In what year was the cave of Lascaux discovered, according to the page excerpt about the group's visit there?

- _PAGE EXCERPT_
◇ ◇ ◇ ◇ ◇ ◇ ◇
Market on the beautiful streets of Sarlat

On Saturday afternoon the group visited La Grotte de Lascaux, a cave famous around the world for its elaborate, colorful, and breathtaking cave paintings. The museum visit started with a tour through an exact replica of the prehistoric cave of Lascaux. The actual cave had to be closed to the public because the carbon dioxide emitted by hundreds of thousands of visitors which disturbed the fragile natural balance inside the cave and was causing damage to the artwork. However, this intricate reproduction was extremely realistic and made us feel as if we were inside the real cave! The group learned about the meanings of the different cave paintings, such as the Licorne, which translates to unicorn. This was a painting comprised of different animal characteristics such as a hippopotamus stomach, human legs, and two large horns, an example of what they call a fantasy animal. After the tour, we enjoyed a visit to the second section of the museum where we studied other reproductions of specific cave paintings in greater detail and learned about the history of Lascaux.

The reproduction of a cave painting from Lascaux depicting two horses in motion, and a geometrical symbol whose meaning is still unknown.

The paintings of Lascaux date back to 20,000 B.C., and the cave was discovered in 1940 by an 18 year old and his dog, after a storm had uprooted a tree and left a small opening exposed. The artwork here is from the Magdalenian era, which dates from 23,000 to 14,000 B.C. The black colors in the cave are made with manganese, and the red and yellows made with iron oxides, sometimes mixed with water. Paintings were made with brushes or by blowing pigments. The paintings in the cave exclusively display animal figures, and are dominated by the wild bulls of the time, called aurochs.
◇ ◇ ◇ ◇ ◇ ◇ ◇
- _Stored items_
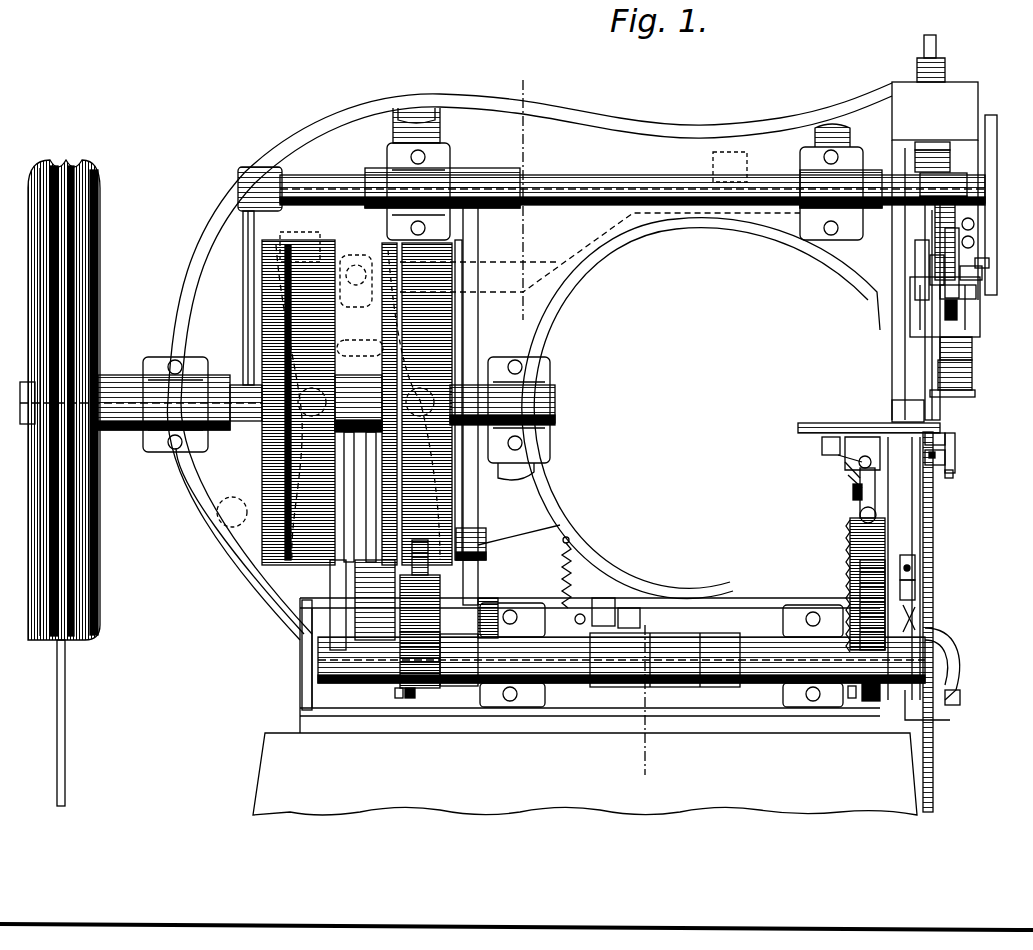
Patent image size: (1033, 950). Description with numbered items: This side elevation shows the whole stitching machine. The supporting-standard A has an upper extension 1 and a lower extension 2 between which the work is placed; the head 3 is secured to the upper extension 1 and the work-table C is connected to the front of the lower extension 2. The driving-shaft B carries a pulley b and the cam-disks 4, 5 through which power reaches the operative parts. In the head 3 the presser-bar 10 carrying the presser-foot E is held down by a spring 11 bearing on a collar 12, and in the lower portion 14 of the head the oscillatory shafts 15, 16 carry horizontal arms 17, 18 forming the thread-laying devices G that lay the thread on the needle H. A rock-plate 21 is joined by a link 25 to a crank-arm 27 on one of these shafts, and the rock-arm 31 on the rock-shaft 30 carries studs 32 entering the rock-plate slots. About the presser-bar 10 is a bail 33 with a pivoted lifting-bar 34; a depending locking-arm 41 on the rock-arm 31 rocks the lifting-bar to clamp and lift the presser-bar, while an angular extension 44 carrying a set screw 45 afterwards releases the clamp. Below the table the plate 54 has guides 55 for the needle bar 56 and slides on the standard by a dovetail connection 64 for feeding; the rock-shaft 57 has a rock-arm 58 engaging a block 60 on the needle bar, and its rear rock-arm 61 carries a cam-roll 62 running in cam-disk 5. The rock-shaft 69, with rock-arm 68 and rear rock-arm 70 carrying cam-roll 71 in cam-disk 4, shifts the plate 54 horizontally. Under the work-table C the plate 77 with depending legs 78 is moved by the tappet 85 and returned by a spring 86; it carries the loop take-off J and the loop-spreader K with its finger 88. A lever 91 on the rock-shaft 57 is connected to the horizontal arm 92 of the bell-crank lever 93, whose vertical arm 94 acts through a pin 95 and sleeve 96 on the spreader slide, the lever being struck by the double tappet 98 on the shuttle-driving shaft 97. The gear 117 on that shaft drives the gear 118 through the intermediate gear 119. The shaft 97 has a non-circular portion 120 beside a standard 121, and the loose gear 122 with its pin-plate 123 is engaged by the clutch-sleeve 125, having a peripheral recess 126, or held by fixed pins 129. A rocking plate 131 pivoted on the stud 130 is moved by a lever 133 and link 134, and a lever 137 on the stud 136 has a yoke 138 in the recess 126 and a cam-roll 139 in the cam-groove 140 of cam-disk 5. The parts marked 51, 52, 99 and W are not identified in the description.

The upper extension 1 is at (790, 228).
The lower extension 2 is at (742, 598).
The head 3 is at (489, 430).
The cam-disk 4 is at (298, 398).
The cam-disk 5 is at (417, 404).
The presser-bar 10 is at (945, 45).
The spring 11 is at (950, 156).
The collar 12 is at (950, 166).
The lower portion of the head 14 is at (980, 322).
The oscillatory shaft 15 is at (972, 368).
The oscillatory shaft 16 is at (972, 383).
The horizontal arm 17 is at (975, 396).
The horizontal arm 18 is at (933, 385).
The rock-plate 21 is at (997, 194).
The link 25 is at (989, 263).
The crank-arm 27 is at (982, 276).
The rock-shaft 30 is at (592, 185).
The rock-arm 31 is at (935, 226).
The studs 32 is at (975, 224).
The yoke or bail 33 is at (916, 262).
The lifting-bar 34 is at (946, 280).
The locking-arm 41 is at (976, 294).
The angular extension 44 is at (932, 285).
The set screw 45 is at (958, 312).
The rod 51 is at (243, 268).
The bearing 52 is at (235, 443).
The plate 54 is at (916, 566).
The guides 55 is at (917, 590).
The needle bar 56 is at (934, 542).
The rock-shaft 57 is at (700, 690).
The rock-arm 58 is at (914, 627).
The block 60 is at (960, 700).
The rock-arm 61 is at (300, 602).
The cam-roll 62 is at (232, 512).
The dovetail connection 64 is at (950, 716).
The rock-arm 68 is at (870, 702).
The rock-shaft 69 is at (400, 698).
The rock-arm 70 is at (302, 640).
The cam-roll 71 is at (359, 451).
The plate 77 is at (838, 452).
The depending legs 78 is at (943, 460).
The tappet 85 is at (864, 495).
The spring 86 is at (858, 463).
The horizontal finger 88 is at (943, 440).
The lever 91 is at (592, 690).
The horizontal arm 92 is at (635, 620).
The bell-crank lever 93 is at (916, 616).
The vertical arm 94 is at (862, 488).
The elongated pin 95 is at (860, 480).
The sleeve 96 is at (872, 463).
The shuttle-driving shaft 97 is at (592, 618).
The double tappet 98 is at (623, 618).
The spring 99 is at (578, 616).
The gear 117 is at (858, 625).
The gear 118 is at (858, 512).
The intermediate gear 119 is at (852, 566).
The non-circular portion 120 is at (385, 600).
The standard 121 is at (508, 708).
The driving-gear 122 is at (486, 600).
The plate 123 is at (459, 669).
The clutch-sleeve 125 is at (430, 690).
The peripheral recess 126 is at (410, 698).
The pins 129 is at (380, 572).
The stud 130 is at (470, 475).
The rocking plate 131 is at (478, 580).
The lever 133 is at (478, 245).
The link 134 is at (545, 528).
The stud 136 is at (378, 166).
The lever 137 is at (352, 256).
The yoke 138 is at (350, 645).
The cam-roll 139 is at (468, 356).
The cam-groove 140 is at (413, 313).
The pulley b is at (97, 216).
The supporting-standard A is at (442, 184).
The driving-shaft B is at (553, 402).
The work-table C is at (832, 452).
The presser-foot E is at (925, 410).
The thread-laying devices G is at (962, 446).
The needle H is at (921, 508).
The loop-carrier J is at (954, 474).
The loop-spreader K is at (956, 456).
The work plate W is at (838, 423).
◇ ◇ ◇ ◇ ◇ ◇ ◇
- _EXERCISE RESULT_
The cave was discovered in 1940.